TEXTAUSZUG:
------------
Wächst das Glioblastom, erhöht sich der Hirndruck. Betroffenen ist daher vor allem morgens oft übel. Einige müssen sich übergeben. Steigt der Druck weiter, wirken die Betroffenen oft müde oder schläfrig. Im Extremfall ruft ein Glioblastom komatöse Zustände hervor.

Diagnose

Die Diagnose eines Glioblastoms stellen in der Regel Fachärzte für Nervenheilkunde (Neurologen). Sie befragen und untersuchen den Betroffenen eingehend und veranlassen eine Bildgebung des Schädels. Beteiligt sind unter anderem spezialisierte Radiologen (Neuroradiologen) und Neurochirurgen.
------------
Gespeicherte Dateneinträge
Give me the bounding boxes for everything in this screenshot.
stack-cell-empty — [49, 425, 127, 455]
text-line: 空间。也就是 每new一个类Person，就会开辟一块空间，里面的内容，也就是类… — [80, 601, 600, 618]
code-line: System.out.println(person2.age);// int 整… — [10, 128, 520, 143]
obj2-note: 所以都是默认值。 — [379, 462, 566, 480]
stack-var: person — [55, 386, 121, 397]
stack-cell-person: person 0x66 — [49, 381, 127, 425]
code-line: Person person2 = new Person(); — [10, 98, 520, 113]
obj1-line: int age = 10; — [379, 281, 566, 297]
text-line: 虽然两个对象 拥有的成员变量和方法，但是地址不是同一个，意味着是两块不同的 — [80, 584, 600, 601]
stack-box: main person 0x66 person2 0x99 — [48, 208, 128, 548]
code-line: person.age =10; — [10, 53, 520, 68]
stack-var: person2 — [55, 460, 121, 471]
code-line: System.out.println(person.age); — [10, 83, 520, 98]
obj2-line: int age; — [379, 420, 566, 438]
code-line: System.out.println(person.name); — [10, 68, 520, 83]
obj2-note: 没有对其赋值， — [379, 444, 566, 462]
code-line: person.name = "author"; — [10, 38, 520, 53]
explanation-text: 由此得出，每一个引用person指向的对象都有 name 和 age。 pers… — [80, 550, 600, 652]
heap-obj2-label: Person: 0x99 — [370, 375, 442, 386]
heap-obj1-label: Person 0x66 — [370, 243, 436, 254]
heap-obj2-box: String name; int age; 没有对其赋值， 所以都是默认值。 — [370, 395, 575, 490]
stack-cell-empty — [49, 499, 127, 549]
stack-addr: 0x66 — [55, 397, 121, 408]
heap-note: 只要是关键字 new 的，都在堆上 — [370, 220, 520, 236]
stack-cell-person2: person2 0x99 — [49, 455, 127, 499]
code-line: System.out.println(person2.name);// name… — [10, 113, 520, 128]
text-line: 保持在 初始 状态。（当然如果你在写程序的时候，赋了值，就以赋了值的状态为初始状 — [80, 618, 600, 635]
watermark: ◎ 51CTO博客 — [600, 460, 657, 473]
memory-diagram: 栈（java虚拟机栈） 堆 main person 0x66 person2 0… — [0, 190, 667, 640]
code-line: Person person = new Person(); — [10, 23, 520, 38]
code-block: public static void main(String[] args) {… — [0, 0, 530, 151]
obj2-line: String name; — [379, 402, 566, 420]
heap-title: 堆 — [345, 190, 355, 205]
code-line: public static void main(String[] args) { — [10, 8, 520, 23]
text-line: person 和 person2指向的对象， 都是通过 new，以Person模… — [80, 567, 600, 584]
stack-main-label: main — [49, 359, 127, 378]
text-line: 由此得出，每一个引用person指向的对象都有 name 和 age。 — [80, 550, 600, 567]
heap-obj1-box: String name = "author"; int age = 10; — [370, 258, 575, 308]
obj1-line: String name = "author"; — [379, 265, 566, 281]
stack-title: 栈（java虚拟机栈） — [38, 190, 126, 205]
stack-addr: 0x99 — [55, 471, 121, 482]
------------
ZU BEARBEITEN:
A: Welche Fachärzte stellen laut dem Textauszug über das Glioblastom in der Regel die Diagnose?
B: Greifen Sie den Textauszug über das Glioblastom auf und führen Sie ihn im Anschluss an seinen letzten Satz weiter.
Die Datensätze stehen in keinem Zusammenhang mit dem Textauszug.

ANTWORTEN NACHEINANDER:
A: Fachärzte für Nervenheilkunde (Neurologen)

B:
Anamnese und neurologische Untersuchung

Zur Erhebung der Krankengeschichte (Anamnese) erkundigt sich der Arzt zunächst ausführlich nach den Symptomen und dem zeitlichen Verlauf, sowie nach eventuellen Grund- oder Vorerkrankungen. Anschließend untersucht der Arzt den Erkrankten eingehend und achtet insbesondere auf neurologische Ausfallerscheinungen (neurologische Untersuchung). Im weiteren Verlauf führt er zudem eine Kombination unterschiedlicher neuropsychologischer Einzeltests durch.

Bildgebende Verfahren

Das wichtigste diagnostische Verfahren bei einem Glioblastom ist die MRT-Untersuchung des Schädels. Wenn aus bestimmten Gründen eine MRT nicht möglich ist (etwa bei Trägern eines Herzschrittmachers), führen Ärzte alternativ eine CT-Untersuchung als bildgebendes Verfahren durch (ebenfalls mit Kontrastmittel). Das PET-Verfahren macht Bereiche des Gehirns mit einer erhöhten Stoffwechselrate - wie sie für Hirntumoren charakteristisch ist - sichtbar. Dies erleichtert die weitere Therapieplanung und identifiziert einen geeigneten Ort zur Entnahme einer Gewebeprobe (Biopsie) für weitere labordiagnostische Untersuchungen.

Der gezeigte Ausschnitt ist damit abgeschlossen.